*PROBLEM TO SOLVE*.
Pick out every line that holds the string "Export" and copy it.

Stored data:

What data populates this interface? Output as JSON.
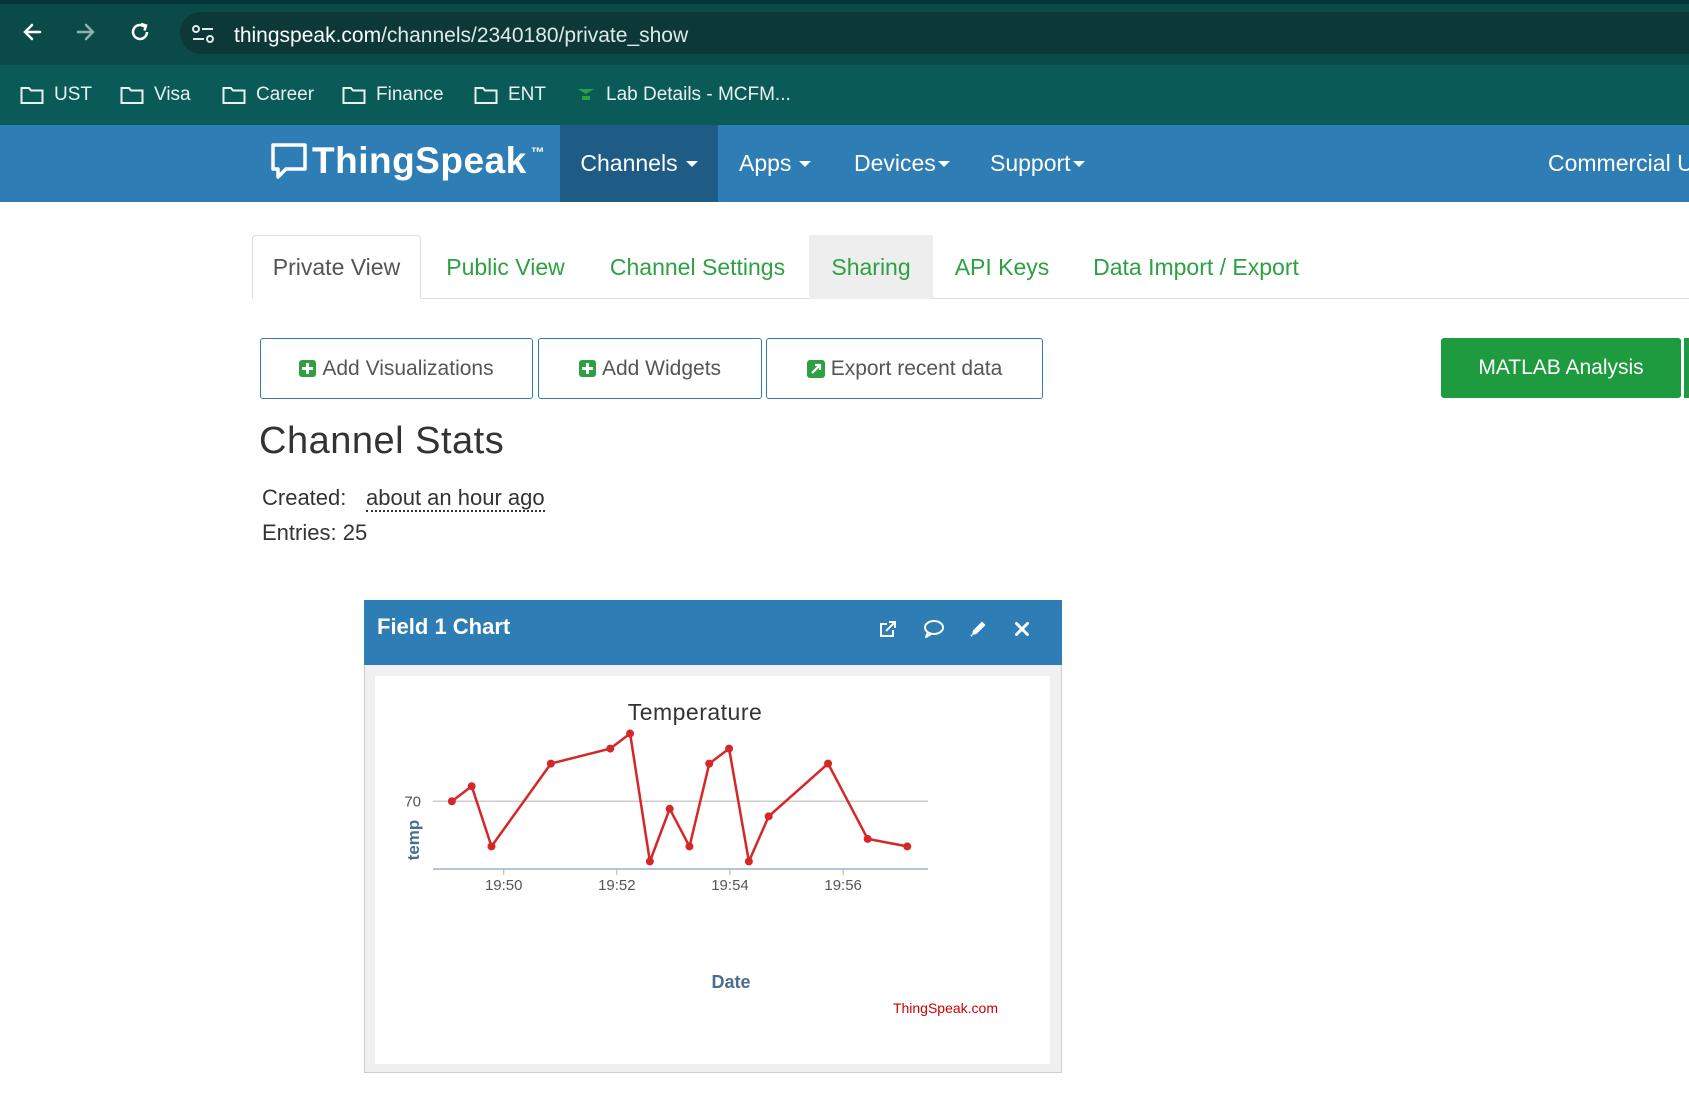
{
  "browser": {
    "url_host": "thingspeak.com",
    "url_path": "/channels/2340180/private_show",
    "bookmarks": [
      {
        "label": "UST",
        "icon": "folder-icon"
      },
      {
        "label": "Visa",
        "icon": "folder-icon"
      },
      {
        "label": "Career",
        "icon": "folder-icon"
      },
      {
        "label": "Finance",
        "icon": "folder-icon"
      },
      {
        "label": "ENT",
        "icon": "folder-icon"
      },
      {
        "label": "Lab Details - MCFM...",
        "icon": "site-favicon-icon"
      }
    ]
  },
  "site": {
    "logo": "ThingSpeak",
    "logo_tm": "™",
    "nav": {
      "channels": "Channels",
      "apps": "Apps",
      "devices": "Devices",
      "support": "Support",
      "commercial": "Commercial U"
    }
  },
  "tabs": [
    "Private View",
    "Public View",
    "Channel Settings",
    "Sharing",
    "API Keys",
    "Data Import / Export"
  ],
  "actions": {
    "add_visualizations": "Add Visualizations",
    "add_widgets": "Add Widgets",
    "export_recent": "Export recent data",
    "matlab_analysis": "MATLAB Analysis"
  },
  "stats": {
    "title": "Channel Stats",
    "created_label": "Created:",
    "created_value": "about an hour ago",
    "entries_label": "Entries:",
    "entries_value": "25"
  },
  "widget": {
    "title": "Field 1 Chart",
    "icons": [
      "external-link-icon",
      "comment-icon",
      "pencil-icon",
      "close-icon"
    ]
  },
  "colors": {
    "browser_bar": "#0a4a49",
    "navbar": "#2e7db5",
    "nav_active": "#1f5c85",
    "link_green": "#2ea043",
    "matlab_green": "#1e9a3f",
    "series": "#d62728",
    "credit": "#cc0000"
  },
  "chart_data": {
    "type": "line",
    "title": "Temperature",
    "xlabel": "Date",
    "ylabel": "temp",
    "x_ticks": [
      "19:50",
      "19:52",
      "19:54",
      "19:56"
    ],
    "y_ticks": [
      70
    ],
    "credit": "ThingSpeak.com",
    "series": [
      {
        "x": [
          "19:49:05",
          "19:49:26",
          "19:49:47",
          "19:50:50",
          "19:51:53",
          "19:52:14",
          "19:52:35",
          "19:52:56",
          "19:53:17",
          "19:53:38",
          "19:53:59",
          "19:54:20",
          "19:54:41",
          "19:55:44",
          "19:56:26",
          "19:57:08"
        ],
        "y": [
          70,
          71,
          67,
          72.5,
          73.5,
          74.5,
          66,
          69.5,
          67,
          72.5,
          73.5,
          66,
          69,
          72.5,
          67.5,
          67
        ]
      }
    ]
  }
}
==
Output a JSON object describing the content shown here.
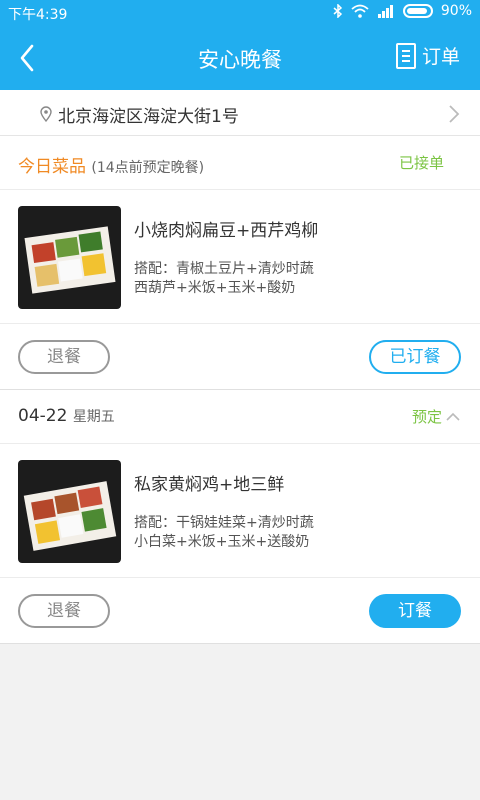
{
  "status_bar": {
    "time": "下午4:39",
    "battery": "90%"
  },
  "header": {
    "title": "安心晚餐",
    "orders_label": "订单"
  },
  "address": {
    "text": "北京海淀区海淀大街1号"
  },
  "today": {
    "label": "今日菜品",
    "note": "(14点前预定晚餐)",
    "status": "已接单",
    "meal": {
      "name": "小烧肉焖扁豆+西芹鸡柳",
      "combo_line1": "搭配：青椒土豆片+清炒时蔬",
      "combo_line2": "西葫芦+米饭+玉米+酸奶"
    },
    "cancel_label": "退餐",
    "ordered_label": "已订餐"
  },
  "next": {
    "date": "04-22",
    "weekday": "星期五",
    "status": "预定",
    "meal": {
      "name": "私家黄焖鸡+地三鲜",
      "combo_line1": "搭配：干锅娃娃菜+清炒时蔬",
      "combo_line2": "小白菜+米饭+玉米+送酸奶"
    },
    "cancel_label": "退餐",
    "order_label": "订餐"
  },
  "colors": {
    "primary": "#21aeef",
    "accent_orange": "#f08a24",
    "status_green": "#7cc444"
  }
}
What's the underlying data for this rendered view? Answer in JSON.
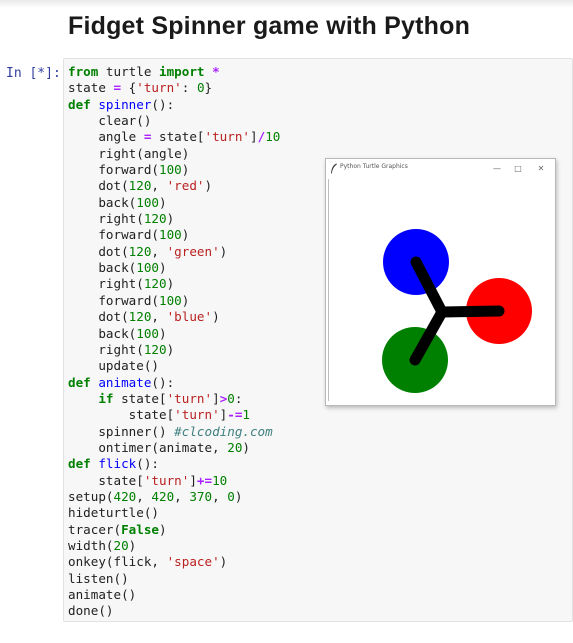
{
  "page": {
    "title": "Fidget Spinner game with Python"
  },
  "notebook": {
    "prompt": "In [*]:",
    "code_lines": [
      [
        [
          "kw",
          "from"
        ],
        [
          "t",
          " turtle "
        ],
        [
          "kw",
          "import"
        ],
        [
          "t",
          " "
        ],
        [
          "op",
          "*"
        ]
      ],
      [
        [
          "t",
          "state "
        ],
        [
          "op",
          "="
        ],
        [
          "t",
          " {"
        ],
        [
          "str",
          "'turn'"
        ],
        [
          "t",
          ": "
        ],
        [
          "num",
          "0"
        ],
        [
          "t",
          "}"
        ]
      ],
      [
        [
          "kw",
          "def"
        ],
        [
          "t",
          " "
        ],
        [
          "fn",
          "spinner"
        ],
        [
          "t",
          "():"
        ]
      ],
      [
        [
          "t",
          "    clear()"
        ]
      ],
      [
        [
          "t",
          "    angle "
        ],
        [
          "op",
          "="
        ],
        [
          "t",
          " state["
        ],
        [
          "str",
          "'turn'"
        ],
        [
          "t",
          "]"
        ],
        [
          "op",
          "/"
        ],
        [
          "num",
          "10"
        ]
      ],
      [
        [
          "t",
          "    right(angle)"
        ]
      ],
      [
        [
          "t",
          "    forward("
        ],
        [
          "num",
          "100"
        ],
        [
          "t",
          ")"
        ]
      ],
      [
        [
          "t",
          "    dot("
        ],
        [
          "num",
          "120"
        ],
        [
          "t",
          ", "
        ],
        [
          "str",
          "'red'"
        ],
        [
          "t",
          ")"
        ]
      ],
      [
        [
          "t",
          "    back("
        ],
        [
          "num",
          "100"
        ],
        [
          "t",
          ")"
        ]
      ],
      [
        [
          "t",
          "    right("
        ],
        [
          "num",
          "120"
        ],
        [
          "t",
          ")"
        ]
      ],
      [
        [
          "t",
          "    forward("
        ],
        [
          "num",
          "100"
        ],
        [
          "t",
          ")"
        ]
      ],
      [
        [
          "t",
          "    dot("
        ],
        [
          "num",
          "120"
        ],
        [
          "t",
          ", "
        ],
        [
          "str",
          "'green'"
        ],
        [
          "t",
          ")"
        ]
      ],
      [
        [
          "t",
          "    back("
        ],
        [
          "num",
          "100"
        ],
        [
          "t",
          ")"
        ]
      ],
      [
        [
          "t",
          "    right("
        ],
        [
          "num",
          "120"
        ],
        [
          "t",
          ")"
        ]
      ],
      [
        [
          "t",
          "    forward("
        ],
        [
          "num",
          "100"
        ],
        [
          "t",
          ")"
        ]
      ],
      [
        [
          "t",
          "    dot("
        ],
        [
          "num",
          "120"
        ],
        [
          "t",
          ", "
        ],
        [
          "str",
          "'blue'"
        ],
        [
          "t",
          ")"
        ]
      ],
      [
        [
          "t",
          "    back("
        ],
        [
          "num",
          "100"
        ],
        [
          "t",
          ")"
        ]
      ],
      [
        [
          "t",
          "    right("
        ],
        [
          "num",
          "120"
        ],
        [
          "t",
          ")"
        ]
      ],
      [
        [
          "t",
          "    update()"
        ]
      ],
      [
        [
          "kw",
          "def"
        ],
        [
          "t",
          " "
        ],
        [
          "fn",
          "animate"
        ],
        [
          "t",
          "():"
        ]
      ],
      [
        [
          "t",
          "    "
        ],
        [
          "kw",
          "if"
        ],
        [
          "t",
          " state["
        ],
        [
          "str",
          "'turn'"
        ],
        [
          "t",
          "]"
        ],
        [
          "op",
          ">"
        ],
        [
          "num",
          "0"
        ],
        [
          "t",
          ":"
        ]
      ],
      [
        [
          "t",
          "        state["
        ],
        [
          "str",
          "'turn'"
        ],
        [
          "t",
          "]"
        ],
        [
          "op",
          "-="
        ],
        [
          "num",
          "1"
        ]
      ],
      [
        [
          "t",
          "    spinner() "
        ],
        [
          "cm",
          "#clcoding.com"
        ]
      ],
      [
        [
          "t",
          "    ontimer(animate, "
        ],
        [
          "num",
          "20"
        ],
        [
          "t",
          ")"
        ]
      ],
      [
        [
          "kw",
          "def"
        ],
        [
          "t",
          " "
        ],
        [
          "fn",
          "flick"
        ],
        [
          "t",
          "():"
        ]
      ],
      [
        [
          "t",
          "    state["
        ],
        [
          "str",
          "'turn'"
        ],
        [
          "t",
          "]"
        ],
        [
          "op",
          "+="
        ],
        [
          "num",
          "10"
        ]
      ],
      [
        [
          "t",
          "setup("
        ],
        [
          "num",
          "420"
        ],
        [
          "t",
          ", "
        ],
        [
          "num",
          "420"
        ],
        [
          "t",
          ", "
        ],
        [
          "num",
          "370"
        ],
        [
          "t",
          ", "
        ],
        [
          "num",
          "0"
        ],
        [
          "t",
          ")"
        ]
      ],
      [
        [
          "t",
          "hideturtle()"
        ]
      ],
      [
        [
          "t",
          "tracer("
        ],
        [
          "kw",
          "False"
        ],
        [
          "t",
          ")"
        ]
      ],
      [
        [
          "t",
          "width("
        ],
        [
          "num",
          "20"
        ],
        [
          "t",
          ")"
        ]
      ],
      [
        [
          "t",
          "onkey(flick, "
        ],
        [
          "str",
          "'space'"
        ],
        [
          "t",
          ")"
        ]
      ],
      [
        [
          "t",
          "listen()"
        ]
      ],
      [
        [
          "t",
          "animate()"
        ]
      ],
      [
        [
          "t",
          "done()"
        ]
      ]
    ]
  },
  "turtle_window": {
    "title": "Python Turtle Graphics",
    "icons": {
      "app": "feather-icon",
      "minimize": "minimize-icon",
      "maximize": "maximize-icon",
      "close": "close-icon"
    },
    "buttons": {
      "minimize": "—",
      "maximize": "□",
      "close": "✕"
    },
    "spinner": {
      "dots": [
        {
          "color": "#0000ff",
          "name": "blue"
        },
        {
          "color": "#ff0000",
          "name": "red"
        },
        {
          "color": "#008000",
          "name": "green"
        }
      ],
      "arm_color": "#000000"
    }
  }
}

*RESULT FOR THIS EXERCISE*.
    "Data Import / Export"
    "export_recent": "Export recent data",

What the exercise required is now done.